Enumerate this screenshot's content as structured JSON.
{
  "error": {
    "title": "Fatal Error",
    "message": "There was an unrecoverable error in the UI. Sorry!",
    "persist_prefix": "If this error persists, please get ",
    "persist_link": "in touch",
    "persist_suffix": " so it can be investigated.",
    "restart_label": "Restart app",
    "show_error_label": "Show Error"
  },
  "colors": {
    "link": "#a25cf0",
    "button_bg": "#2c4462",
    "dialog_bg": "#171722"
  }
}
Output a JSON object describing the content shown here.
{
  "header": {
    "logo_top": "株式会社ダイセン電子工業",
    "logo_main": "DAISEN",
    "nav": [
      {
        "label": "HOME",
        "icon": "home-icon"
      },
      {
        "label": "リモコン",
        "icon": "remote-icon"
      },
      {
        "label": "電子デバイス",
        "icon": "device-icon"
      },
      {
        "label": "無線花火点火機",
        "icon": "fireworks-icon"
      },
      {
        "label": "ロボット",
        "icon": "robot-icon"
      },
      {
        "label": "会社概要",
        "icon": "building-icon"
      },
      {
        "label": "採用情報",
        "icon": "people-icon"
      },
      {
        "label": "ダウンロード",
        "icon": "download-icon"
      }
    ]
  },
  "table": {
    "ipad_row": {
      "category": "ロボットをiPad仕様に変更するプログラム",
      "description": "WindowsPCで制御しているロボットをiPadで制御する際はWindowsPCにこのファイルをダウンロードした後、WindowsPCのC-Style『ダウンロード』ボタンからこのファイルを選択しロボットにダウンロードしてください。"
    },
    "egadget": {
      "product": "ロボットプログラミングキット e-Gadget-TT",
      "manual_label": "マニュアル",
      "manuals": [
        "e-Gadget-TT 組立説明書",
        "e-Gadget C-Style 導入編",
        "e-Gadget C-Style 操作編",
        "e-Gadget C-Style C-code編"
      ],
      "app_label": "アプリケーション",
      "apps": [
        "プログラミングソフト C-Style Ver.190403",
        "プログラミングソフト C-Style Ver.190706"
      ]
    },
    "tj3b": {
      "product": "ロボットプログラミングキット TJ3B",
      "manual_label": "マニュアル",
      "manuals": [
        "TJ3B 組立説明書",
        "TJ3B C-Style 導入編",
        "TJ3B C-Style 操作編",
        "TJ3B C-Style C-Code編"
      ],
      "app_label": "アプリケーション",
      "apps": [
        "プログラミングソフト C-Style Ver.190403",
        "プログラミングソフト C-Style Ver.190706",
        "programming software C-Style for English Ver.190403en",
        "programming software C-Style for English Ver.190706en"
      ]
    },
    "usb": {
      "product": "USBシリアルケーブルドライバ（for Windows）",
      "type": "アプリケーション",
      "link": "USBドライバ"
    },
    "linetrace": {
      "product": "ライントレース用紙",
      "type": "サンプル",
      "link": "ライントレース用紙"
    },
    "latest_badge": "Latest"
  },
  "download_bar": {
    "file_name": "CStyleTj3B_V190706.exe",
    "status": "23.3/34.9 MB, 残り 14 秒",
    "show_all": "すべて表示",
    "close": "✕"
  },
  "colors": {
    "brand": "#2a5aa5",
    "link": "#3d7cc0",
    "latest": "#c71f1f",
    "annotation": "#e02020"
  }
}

━━━━

## The request
Return the entries above exactly as they appear.

## Result
Enumerate this screenshot's content as structured JSON.
{
  "error": {
    "title": "Fatal Error",
    "message": "There was an unrecoverable error in the UI. Sorry!",
    "persist_prefix": "If this error persists, please get ",
    "persist_link": "in touch",
    "persist_suffix": " so it can be investigated.",
    "restart_label": "Restart app",
    "show_error_label": "Show Error"
  },
  "colors": {
    "link": "#a25cf0",
    "button_bg": "#2c4462",
    "dialog_bg": "#171722"
  }
}
Output a JSON object describing the content shown here.
{
  "header": {
    "logo_top": "株式会社ダイセン電子工業",
    "logo_main": "DAISEN",
    "nav": [
      {
        "label": "HOME",
        "icon": "home-icon"
      },
      {
        "label": "リモコン",
        "icon": "remote-icon"
      },
      {
        "label": "電子デバイス",
        "icon": "device-icon"
      },
      {
        "label": "無線花火点火機",
        "icon": "fireworks-icon"
      },
      {
        "label": "ロボット",
        "icon": "robot-icon"
      },
      {
        "label": "会社概要",
        "icon": "building-icon"
      },
      {
        "label": "採用情報",
        "icon": "people-icon"
      },
      {
        "label": "ダウンロード",
        "icon": "download-icon"
      }
    ]
  },
  "table": {
    "ipad_row": {
      "category": "ロボットをiPad仕様に変更するプログラム",
      "description": "WindowsPCで制御しているロボットをiPadで制御する際はWindowsPCにこのファイルをダウンロードした後、WindowsPCのC-Style『ダウンロード』ボタンからこのファイルを選択しロボットにダウンロードしてください。"
    },
    "egadget": {
      "product": "ロボットプログラミングキット e-Gadget-TT",
      "manual_label": "マニュアル",
      "manuals": [
        "e-Gadget-TT 組立説明書",
        "e-Gadget C-Style 導入編",
        "e-Gadget C-Style 操作編",
        "e-Gadget C-Style C-code編"
      ],
      "app_label": "アプリケーション",
      "apps": [
        "プログラミングソフト C-Style Ver.190403",
        "プログラミングソフト C-Style Ver.190706"
      ]
    },
    "tj3b": {
      "product": "ロボットプログラミングキット TJ3B",
      "manual_label": "マニュアル",
      "manuals": [
        "TJ3B 組立説明書",
        "TJ3B C-Style 導入編",
        "TJ3B C-Style 操作編",
        "TJ3B C-Style C-Code編"
      ],
      "app_label": "アプリケーション",
      "apps": [
        "プログラミングソフト C-Style Ver.190403",
        "プログラミングソフト C-Style Ver.190706",
        "programming software C-Style for English Ver.190403en",
        "programming software C-Style for English Ver.190706en"
      ]
    },
    "usb": {
      "product": "USBシリアルケーブルドライバ（for Windows）",
      "type": "アプリケーション",
      "link": "USBドライバ"
    },
    "linetrace": {
      "product": "ライントレース用紙",
      "type": "サンプル",
      "link": "ライントレース用紙"
    },
    "latest_badge": "Latest"
  },
  "download_bar": {
    "file_name": "CStyleTj3B_V190706.exe",
    "status": "23.3/34.9 MB, 残り 14 秒",
    "show_all": "すべて表示",
    "close": "✕"
  },
  "colors": {
    "brand": "#2a5aa5",
    "link": "#3d7cc0",
    "latest": "#c71f1f",
    "annotation": "#e02020"
  }
}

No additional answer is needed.